> _Goal_
Render the following material again verbatim, leaving nothing out.

Stored entries
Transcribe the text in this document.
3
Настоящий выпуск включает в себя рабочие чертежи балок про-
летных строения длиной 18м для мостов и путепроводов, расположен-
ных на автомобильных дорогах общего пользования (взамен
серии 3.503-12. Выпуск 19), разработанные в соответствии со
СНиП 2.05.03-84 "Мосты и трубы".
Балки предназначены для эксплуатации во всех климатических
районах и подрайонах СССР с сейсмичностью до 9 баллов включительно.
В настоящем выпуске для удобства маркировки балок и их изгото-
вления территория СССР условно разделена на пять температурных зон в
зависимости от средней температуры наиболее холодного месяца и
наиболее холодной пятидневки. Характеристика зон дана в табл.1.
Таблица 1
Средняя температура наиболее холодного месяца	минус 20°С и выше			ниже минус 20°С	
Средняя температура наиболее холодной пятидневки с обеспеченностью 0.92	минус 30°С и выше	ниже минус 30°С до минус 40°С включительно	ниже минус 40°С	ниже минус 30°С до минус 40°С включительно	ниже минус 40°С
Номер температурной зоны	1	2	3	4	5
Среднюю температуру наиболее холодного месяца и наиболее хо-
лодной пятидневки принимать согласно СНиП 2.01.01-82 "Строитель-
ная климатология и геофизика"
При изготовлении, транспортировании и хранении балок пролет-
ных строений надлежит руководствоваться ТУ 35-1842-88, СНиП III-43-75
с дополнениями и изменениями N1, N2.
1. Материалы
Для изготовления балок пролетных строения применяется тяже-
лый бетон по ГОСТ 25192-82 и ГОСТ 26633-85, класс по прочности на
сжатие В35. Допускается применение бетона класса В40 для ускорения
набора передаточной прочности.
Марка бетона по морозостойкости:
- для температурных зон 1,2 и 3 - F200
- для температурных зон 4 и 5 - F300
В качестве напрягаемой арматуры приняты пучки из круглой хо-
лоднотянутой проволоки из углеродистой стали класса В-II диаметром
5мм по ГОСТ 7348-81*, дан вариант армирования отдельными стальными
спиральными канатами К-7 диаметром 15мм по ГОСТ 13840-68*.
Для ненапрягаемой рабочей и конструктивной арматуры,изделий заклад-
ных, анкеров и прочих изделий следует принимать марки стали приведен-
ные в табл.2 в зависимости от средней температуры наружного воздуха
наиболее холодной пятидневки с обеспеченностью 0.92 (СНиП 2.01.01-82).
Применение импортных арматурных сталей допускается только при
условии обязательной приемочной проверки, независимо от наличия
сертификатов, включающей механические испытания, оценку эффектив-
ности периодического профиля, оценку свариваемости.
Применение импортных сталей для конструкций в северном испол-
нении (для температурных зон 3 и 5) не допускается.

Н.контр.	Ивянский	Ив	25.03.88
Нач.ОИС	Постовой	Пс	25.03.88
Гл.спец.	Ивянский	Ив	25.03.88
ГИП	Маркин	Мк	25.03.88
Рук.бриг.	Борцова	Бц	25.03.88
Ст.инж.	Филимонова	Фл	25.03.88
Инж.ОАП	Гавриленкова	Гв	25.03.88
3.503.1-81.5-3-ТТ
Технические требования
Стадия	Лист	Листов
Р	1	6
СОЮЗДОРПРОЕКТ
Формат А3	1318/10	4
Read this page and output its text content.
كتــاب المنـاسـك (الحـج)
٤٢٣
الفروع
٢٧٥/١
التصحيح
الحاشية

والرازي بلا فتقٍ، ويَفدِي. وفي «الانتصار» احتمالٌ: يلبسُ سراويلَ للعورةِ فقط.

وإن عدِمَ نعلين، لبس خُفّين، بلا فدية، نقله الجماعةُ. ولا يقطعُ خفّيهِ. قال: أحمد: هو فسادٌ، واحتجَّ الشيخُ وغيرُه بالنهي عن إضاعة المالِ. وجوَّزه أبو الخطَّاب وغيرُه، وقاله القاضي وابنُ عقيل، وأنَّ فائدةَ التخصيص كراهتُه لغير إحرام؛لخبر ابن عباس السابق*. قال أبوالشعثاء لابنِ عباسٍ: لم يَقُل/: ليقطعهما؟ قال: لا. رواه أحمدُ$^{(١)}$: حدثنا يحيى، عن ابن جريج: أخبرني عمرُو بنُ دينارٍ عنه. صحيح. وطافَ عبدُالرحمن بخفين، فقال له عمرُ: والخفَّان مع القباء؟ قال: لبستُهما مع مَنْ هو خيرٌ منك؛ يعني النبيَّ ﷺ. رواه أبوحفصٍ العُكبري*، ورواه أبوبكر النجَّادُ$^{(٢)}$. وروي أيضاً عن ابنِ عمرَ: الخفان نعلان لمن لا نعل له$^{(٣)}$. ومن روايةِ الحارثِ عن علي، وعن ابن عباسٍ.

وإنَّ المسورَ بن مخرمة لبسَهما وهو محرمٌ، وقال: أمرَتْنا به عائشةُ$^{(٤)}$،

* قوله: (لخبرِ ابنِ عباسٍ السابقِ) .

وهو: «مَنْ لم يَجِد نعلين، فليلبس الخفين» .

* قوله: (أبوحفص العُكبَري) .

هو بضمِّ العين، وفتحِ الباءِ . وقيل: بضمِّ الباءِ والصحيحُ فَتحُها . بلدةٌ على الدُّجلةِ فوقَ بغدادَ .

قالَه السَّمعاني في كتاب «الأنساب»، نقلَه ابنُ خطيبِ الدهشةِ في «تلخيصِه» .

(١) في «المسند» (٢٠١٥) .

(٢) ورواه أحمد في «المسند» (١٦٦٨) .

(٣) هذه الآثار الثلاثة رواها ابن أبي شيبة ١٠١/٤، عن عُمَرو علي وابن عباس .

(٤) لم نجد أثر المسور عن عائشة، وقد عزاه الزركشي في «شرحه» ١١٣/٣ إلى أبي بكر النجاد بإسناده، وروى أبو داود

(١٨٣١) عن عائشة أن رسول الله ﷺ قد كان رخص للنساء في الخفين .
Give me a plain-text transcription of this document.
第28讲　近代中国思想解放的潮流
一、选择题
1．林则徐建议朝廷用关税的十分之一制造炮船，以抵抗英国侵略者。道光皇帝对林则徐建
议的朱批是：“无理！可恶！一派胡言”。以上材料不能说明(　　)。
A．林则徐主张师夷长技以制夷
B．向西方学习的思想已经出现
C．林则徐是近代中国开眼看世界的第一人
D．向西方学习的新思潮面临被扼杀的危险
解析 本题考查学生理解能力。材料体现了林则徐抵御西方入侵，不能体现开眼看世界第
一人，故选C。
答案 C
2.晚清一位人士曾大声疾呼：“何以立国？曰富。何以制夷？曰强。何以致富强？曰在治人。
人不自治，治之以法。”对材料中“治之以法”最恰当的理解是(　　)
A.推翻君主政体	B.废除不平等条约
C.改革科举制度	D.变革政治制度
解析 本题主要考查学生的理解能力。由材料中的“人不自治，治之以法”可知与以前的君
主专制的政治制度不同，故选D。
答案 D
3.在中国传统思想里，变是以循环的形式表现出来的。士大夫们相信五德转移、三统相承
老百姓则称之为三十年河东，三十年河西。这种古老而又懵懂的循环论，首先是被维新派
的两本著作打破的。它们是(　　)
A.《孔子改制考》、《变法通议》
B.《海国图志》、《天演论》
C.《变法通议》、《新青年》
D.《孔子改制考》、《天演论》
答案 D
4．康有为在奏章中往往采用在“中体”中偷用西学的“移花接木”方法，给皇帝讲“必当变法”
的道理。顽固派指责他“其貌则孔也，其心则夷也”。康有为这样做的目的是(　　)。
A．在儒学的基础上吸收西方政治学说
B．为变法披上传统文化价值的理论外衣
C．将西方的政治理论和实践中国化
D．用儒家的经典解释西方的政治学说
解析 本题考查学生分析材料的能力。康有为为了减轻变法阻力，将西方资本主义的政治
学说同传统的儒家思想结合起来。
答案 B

> _Task result_
Transcribe the text in this document.
3
Настоящий выпуск включает в себя рабочие чертежи балок про-
летных строения длиной 18м для мостов и путепроводов, расположен-
ных на автомобильных дорогах общего пользования (взамен
серии 3.503-12. Выпуск 19), разработанные в соответствии со
СНиП 2.05.03-84 "Мосты и трубы".
Балки предназначены для эксплуатации во всех климатических
районах и подрайонах СССР с сейсмичностью до 9 баллов включительно.
В настоящем выпуске для удобства маркировки балок и их изгото-
вления территория СССР условно разделена на пять температурных зон в
зависимости от средней температуры наиболее холодного месяца и
наиболее холодной пятидневки. Характеристика зон дана в табл.1.
Таблица 1
Средняя температура наиболее холодного месяца	минус 20°С и выше			ниже минус 20°С	
Средняя температура наиболее холодной пятидневки с обеспеченностью 0.92	минус 30°С и выше	ниже минус 30°С до минус 40°С включительно	ниже минус 40°С	ниже минус 30°С до минус 40°С включительно	ниже минус 40°С
Номер температурной зоны	1	2	3	4	5
Среднюю температуру наиболее холодного месяца и наиболее хо-
лодной пятидневки принимать согласно СНиП 2.01.01-82 "Строитель-
ная климатология и геофизика"
При изготовлении, транспортировании и хранении балок пролет-
ных строений надлежит руководствоваться ТУ 35-1842-88, СНиП III-43-75
с дополнениями и изменениями N1, N2.
1. Материалы
Для изготовления балок пролетных строения применяется тяже-
лый бетон по ГОСТ 25192-82 и ГОСТ 26633-85, класс по прочности на
сжатие В35. Допускается применение бетона класса В40 для ускорения
набора передаточной прочности.
Марка бетона по морозостойкости:
- для температурных зон 1,2 и 3 - F200
- для температурных зон 4 и 5 - F300
В качестве напрягаемой арматуры приняты пучки из круглой хо-
лоднотянутой проволоки из углеродистой стали класса В-II диаметром
5мм по ГОСТ 7348-81*, дан вариант армирования отдельными стальными
спиральными канатами К-7 диаметром 15мм по ГОСТ 13840-68*.
Для ненапрягаемой рабочей и конструктивной арматуры,изделий заклад-
ных, анкеров и прочих изделий следует принимать марки стали приведен-
ные в табл.2 в зависимости от средней температуры наружного воздуха
наиболее холодной пятидневки с обеспеченностью 0.92 (СНиП 2.01.01-82).
Применение импортных арматурных сталей допускается только при
условии обязательной приемочной проверки, независимо от наличия
сертификатов, включающей механические испытания, оценку эффектив-
ности периодического профиля, оценку свариваемости.
Применение импортных сталей для конструкций в северном испол-
нении (для температурных зон 3 и 5) не допускается.

Н.контр.	Ивянский	Ив	25.03.88
Нач.ОИС	Постовой	Пс	25.03.88
Гл.спец.	Ивянский	Ив	25.03.88
ГИП	Маркин	Мк	25.03.88
Рук.бриг.	Борцова	Бц	25.03.88
Ст.инж.	Филимонова	Фл	25.03.88
Инж.ОАП	Гавриленкова	Гв	25.03.88
3.503.1-81.5-3-ТТ
Технические требования
Стадия	Лист	Листов
Р	1	6
СОЮЗДОРПРОЕКТ
Формат А3	1318/10	4
Read this page and output its text content.
كتــاب المنـاسـك (الحـج)
٤٢٣
الفروع
٢٧٥/١
التصحيح
الحاشية

والرازي بلا فتقٍ، ويَفدِي. وفي «الانتصار» احتمالٌ: يلبسُ سراويلَ للعورةِ فقط.

وإن عدِمَ نعلين، لبس خُفّين، بلا فدية، نقله الجماعةُ. ولا يقطعُ خفّيهِ. قال: أحمد: هو فسادٌ، واحتجَّ الشيخُ وغيرُه بالنهي عن إضاعة المالِ. وجوَّزه أبو الخطَّاب وغيرُه، وقاله القاضي وابنُ عقيل، وأنَّ فائدةَ التخصيص كراهتُه لغير إحرام؛لخبر ابن عباس السابق*. قال أبوالشعثاء لابنِ عباسٍ: لم يَقُل/: ليقطعهما؟ قال: لا. رواه أحمدُ$^{(١)}$: حدثنا يحيى، عن ابن جريج: أخبرني عمرُو بنُ دينارٍ عنه. صحيح. وطافَ عبدُالرحمن بخفين، فقال له عمرُ: والخفَّان مع القباء؟ قال: لبستُهما مع مَنْ هو خيرٌ منك؛ يعني النبيَّ ﷺ. رواه أبوحفصٍ العُكبري*، ورواه أبوبكر النجَّادُ$^{(٢)}$. وروي أيضاً عن ابنِ عمرَ: الخفان نعلان لمن لا نعل له$^{(٣)}$. ومن روايةِ الحارثِ عن علي، وعن ابن عباسٍ.

وإنَّ المسورَ بن مخرمة لبسَهما وهو محرمٌ، وقال: أمرَتْنا به عائشةُ$^{(٤)}$،

* قوله: (لخبرِ ابنِ عباسٍ السابقِ) .

وهو: «مَنْ لم يَجِد نعلين، فليلبس الخفين» .

* قوله: (أبوحفص العُكبَري) .

هو بضمِّ العين، وفتحِ الباءِ . وقيل: بضمِّ الباءِ والصحيحُ فَتحُها . بلدةٌ على الدُّجلةِ فوقَ بغدادَ .

قالَه السَّمعاني في كتاب «الأنساب»، نقلَه ابنُ خطيبِ الدهشةِ في «تلخيصِه» .

(١) في «المسند» (٢٠١٥) .

(٢) ورواه أحمد في «المسند» (١٦٦٨) .

(٣) هذه الآثار الثلاثة رواها ابن أبي شيبة ١٠١/٤، عن عُمَرو علي وابن عباس .

(٤) لم نجد أثر المسور عن عائشة، وقد عزاه الزركشي في «شرحه» ١١٣/٣ إلى أبي بكر النجاد بإسناده، وروى أبو داود

(١٨٣١) عن عائشة أن رسول الله ﷺ قد كان رخص للنساء في الخفين .
Give me a plain-text transcription of this document.
第28讲　近代中国思想解放的潮流
一、选择题
1．林则徐建议朝廷用关税的十分之一制造炮船，以抵抗英国侵略者。道光皇帝对林则徐建
议的朱批是：“无理！可恶！一派胡言”。以上材料不能说明(　　)。
A．林则徐主张师夷长技以制夷
B．向西方学习的思想已经出现
C．林则徐是近代中国开眼看世界的第一人
D．向西方学习的新思潮面临被扼杀的危险
解析 本题考查学生理解能力。材料体现了林则徐抵御西方入侵，不能体现开眼看世界第
一人，故选C。
答案 C
2.晚清一位人士曾大声疾呼：“何以立国？曰富。何以制夷？曰强。何以致富强？曰在治人。
人不自治，治之以法。”对材料中“治之以法”最恰当的理解是(　　)
A.推翻君主政体	B.废除不平等条约
C.改革科举制度	D.变革政治制度
解析 本题主要考查学生的理解能力。由材料中的“人不自治，治之以法”可知与以前的君
主专制的政治制度不同，故选D。
答案 D
3.在中国传统思想里，变是以循环的形式表现出来的。士大夫们相信五德转移、三统相承
老百姓则称之为三十年河东，三十年河西。这种古老而又懵懂的循环论，首先是被维新派
的两本著作打破的。它们是(　　)
A.《孔子改制考》、《变法通议》
B.《海国图志》、《天演论》
C.《变法通议》、《新青年》
D.《孔子改制考》、《天演论》
答案 D
4．康有为在奏章中往往采用在“中体”中偷用西学的“移花接木”方法，给皇帝讲“必当变法”
的道理。顽固派指责他“其貌则孔也，其心则夷也”。康有为这样做的目的是(　　)。
A．在儒学的基础上吸收西方政治学说
B．为变法披上传统文化价值的理论外衣
C．将西方的政治理论和实践中国化
D．用儒家的经典解释西方的政治学说
解析 本题考查学生分析材料的能力。康有为为了减轻变法阻力，将西方资本主义的政治
学说同传统的儒家思想结合起来。
答案 B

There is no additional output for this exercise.